"No Pictures:
Some Thoughts on Jews in Photography" (1998)

by A. D. Coleman

Famously, Walter Benjamin proposed that photographs would inevitably desacralize their subjects. On this, as on some other matters, he was wrong. In his classic essay, "The Work of Art in the Age of Mechanical Reproduction," he spoke naively of the anti-auratizing function of the photograph -- its destruction of the "authenticity," the "authority" of the original subject.1 Yet what artifact has more "aura" than the original fading snapshot, made by a Nazi, of an anonymous young Jewish resistance fighter before the firing squad in Vienna? And is that auratic aspect noticeably diminished when we encounter that image "mechanically reproduced" in either a new textbook or a now-yellowed newspaper clipping of the period?

Benjamin's particular examples were religious icons and tribal ritual objects. He was neither the first nor the last to consider the relation between religious faith and visual art. More recently, communications theorist Neil Postman has proposed that God -- specifically, the Jehovah of the Mosaic tablets -- was the first media critic. Nine of the ten commandments brought down by Moses from the mountain, Postman points out, treat issues of basic social control, tribal survival and interpersonal behavior: I'm the god in charge here, don't kill each other, leave your neighbor's goat alone, keep your eyes off his wife, take good care of your parents, and so on. Rules by which previous tribes, indeed whole civilizations, had learned to abide, nothing new.

————

**SET OF TASKS**
1. In the essay excerpt, which communications theorist is said to have called God the first media critic?
2. Please list every commandment that the essay excerpt paraphrases when it sums up Postman's point.

Records from a collection:
————

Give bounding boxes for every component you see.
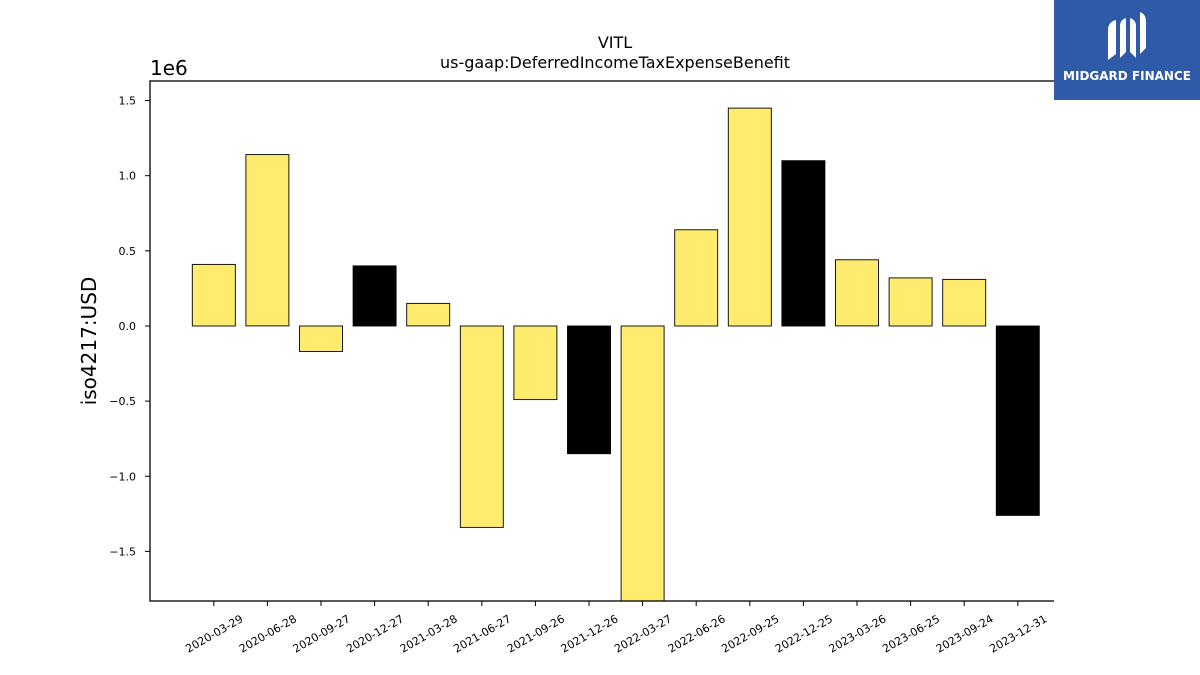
y-tick-label: −1.5 [109, 545, 136, 558]
chart-title: VITL [598, 33, 632, 52]
y-tick-label: 0.5 [119, 245, 137, 258]
bar-2022-03-27 [620, 325, 665, 602]
y-tick-label: 1.5 [119, 95, 137, 108]
logo-text: MIDGARD FINANCE [1063, 69, 1191, 83]
x-tick-label: 2023-09-24 [934, 612, 996, 655]
x-tick-label: 2021-12-26 [559, 612, 621, 655]
x-tick-label: 2021-06-27 [451, 612, 513, 655]
y-multiplier-label: 1e6 [150, 56, 188, 80]
x-tick-label: 2020-03-29 [183, 612, 245, 655]
plot-frame [149, 80, 1054, 602]
x-tick-label: 2023-03-26 [827, 612, 889, 655]
bar-2021-03-28 [406, 302, 451, 327]
bar-2022-09-25 [727, 107, 772, 327]
bar-2020-12-27 [352, 265, 397, 327]
y-axis-label: iso4217:USD [77, 277, 101, 406]
logo-mark-icon [1108, 12, 1146, 60]
bar-2021-12-26 [567, 325, 611, 455]
x-tick-label: 2020-12-27 [344, 612, 406, 655]
y-axis-ticks: −1.5 −1.0 −0.5 0.0 0.5 1.0 1.5 [109, 95, 150, 558]
x-tick-label: 2022-06-26 [666, 612, 728, 655]
x-tick-label: 2022-09-25 [719, 612, 781, 655]
x-tick-label: 2021-03-28 [398, 612, 460, 655]
y-tick-label: −0.5 [109, 395, 136, 408]
bar-2021-09-26 [513, 325, 558, 401]
bar-2020-03-29 [191, 263, 236, 327]
chart: −1.5−1.0−0.50.00.51.01.5 2020-03-292020-… [77, 33, 1054, 656]
x-tick-label: 2023-12-31 [987, 612, 1049, 655]
x-axis-ticks: 2020-03-292020-06-282020-09-272020-12-27… [183, 601, 1049, 656]
bar-2022-06-26 [674, 229, 719, 327]
y-tick-label: 0.0 [119, 320, 137, 333]
y-tick-label: 1.0 [119, 170, 137, 183]
x-tick-label: 2022-12-25 [773, 612, 835, 655]
chart-subtitle: us-gaap:DeferredIncomeTaxExpenseBenefit [440, 53, 790, 72]
x-tick-label: 2021-09-26 [505, 612, 567, 655]
x-tick-label: 2023-06-25 [880, 612, 942, 655]
y-tick-label: −1.0 [109, 470, 136, 483]
bar-2020-09-27 [299, 325, 343, 352]
x-tick-label: 2022-03-27 [612, 612, 674, 655]
bar-2023-12-31 [995, 325, 1040, 516]
bar-2021-06-27 [459, 325, 504, 528]
x-tick-label: 2020-09-27 [291, 612, 353, 655]
bar-2023-09-24 [942, 278, 987, 327]
bar-2023-03-26 [835, 259, 879, 327]
bars-group [191, 107, 1040, 602]
brand-logo: MIDGARD FINANCE [1054, 0, 1200, 100]
x-tick-label: 2020-06-28 [237, 612, 299, 655]
bar-2023-06-25 [888, 277, 933, 327]
bar-2022-12-25 [781, 160, 826, 327]
bar-2020-06-28 [245, 154, 290, 327]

————

**CORRECT ANSWERS**
1. Neil Postman

2.
- I'm the god in charge here
- don't kill each other
- leave your neighbor's goat alone
- keep your eyes off his wife
- take good care of your parents